■ Rows
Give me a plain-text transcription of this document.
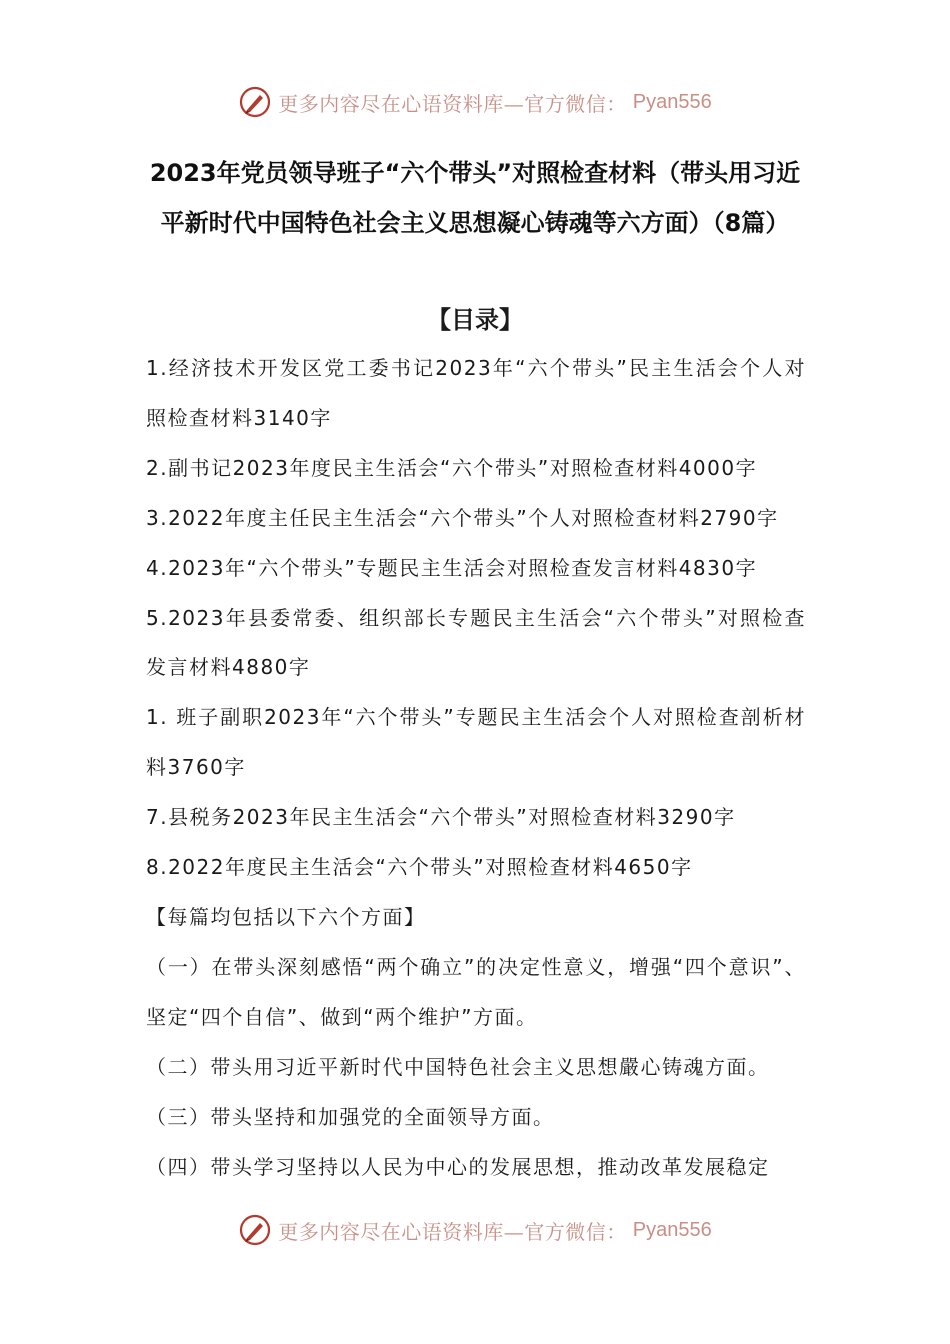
更多内容尽在心语资料库—官方微信： Pyan556
2023年党员领导班子“六个带头”对照检查材料（带头用习近平新时代中国特色社会主义思想凝心铸魂等六方面）（8篇）
【目录】

1.经济技术开发区党工委书记2023年“六个带头”民主生活会个人对照检查材料3140字

2.副书记2023年度民主生活会“六个带头”对照检查材料4000字

3.2022年度主任民主生活会“六个带头”个人对照检查材料2790字

4.2023年“六个带头”专题民主生活会对照检查发言材料4830字

5.2023年县委常委、组织部长专题民主生活会“六个带头”对照检查发言材料4880字

1. 班子副职2023年“六个带头”专题民主生活会个人对照检查剖析材料3760字

7.县税务2023年民主生活会“六个带头”对照检查材料3290字

8.2022年度民主生活会“六个带头”对照检查材料4650字

【每篇均包括以下六个方面】

（一）在带头深刻感悟“两个确立”的决定性意义，增强“四个意识”、坚定“四个自信”、做到“两个维护”方面。

（二）带头用习近平新时代中国特色社会主义思想嚴心铸魂方面。

（三）带头坚持和加强党的全面领导方面。

（四）带头学习坚持以人民为中心的发展思想，推动改革发展稳定

更多内容尽在心语资料库—官方微信： Pyan556
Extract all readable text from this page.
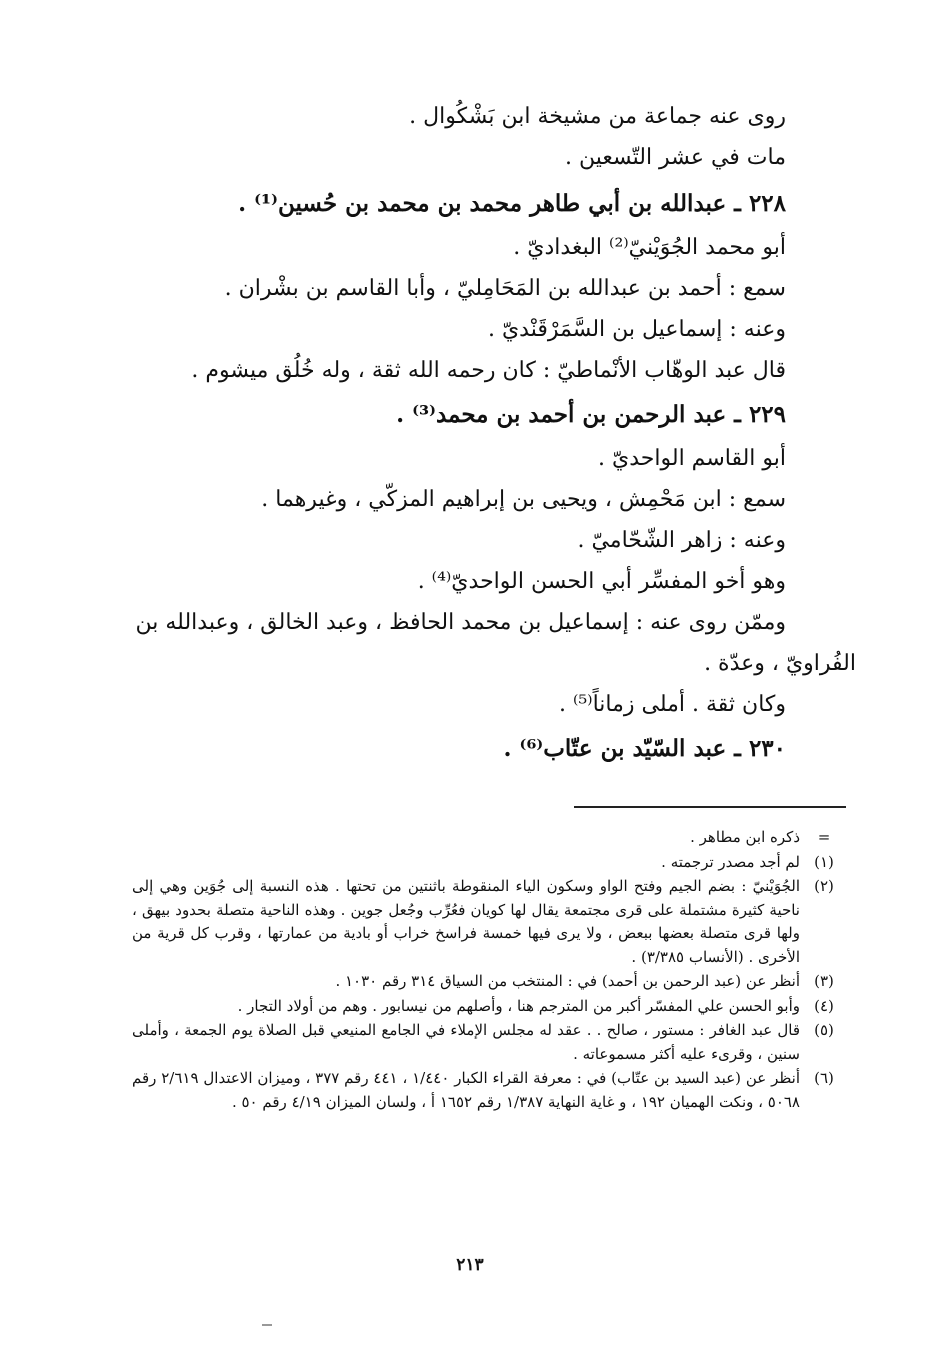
روى عنه جماعة من مشيخة ابن بَشْكُوال .
مات في عشر التّسعين .
٢٢٨ ـ عبدالله بن أبي طاهر محمد بن محمد بن حُسين⁽¹⁾ .
أبو محمد الجُوَيْنيّ⁽²⁾ البغداديّ .
سمع : أحمد بن عبدالله بن المَحَامِليّ ، وأبا القاسم بن بشْران .
وعنه : إسماعيل بن السَّمَرْقَنْديّ .
قال عبد الوهّاب الأنْماطيّ : كان رحمه الله ثقة ، وله خُلُق ميشوم .
٢٢٩ ـ عبد الرحمن بن أحمد بن محمد⁽³⁾ .
أبو القاسم الواحديّ .
سمع : ابن مَحْمِش ، ويحيى بن إبراهيم المزكّي ، وغيرهما .
وعنه : زاهر الشّحّاميّ .
وهو أخو المفسِّر أبي الحسن الواحديّ⁽⁴⁾ .
وممّن روى عنه : إسماعيل بن محمد الحافظ ، وعبد الخالق ، وعبدالله بن
الفُراويّ ، وعدّة .
وكان ثقة . أملى زماناً⁽⁵⁾ .
٢٣٠ ـ عبد السّيّد بن عتّاب⁽⁶⁾ .
=
ذكره ابن مطاهر .
(١)
لم أجد مصدر ترجمته .
(٢)
الجُوَيْنيّ : بضم الجيم وفتح الواو وسكون الياء المنقوطة باثنتين من تحتها . هذه النسبة إلى جُوَين وهي إلى ناحية كثيرة مشتملة على قرى مجتمعة يقال لها كويان فعُرِّب وجُعل جوين . وهذه الناحية متصلة بحدود بيهق ، ولها قرى متصلة بعضها ببعض ، ولا يرى فيها خمسة فراسخ خراب أو بادية من عمارتها ، وقرب كل قرية من الأخرى . (الأنساب ٣/٣٨٥) .
(٣)
أنظر عن (عبد الرحمن بن أحمد) في : المنتخب من السياق ٣١٤ رقم ١٠٣٠ .
(٤)
وأبو الحسن علي المفسّر أكبر من المترجم هنا ، وأصلهم من نيسابور . وهم من أولاد التجار .
(٥)
قال عبد الغافر : مستور ، صالح . . عقد له مجلس الإملاء في الجامع المنيعي قبل الصلاة يوم الجمعة ، وأملى سنين ، وقرىء عليه أكثر مسموعاته .
(٦)
أنظر عن (عبد السيد بن عتّاب) في : معرفة القراء الكبار ١/٤٤٠ ، ٤٤١ رقم ٣٧٧ ، وميزان الاعتدال ٢/٦١٩ رقم ٥٠٦٨ ، ونكت الهميان ١٩٢ ، و غاية النهاية ١/٣٨٧ رقم ١٦٥٢ أ ، ولسان الميزان ٤/١٩ رقم ٥٠ .
٢١٣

■ Problem requirements
Copy each line from the records above that includes the string "this".

■ The response
Give me a plain-text transcription of this document.
Extract all readable text from this page.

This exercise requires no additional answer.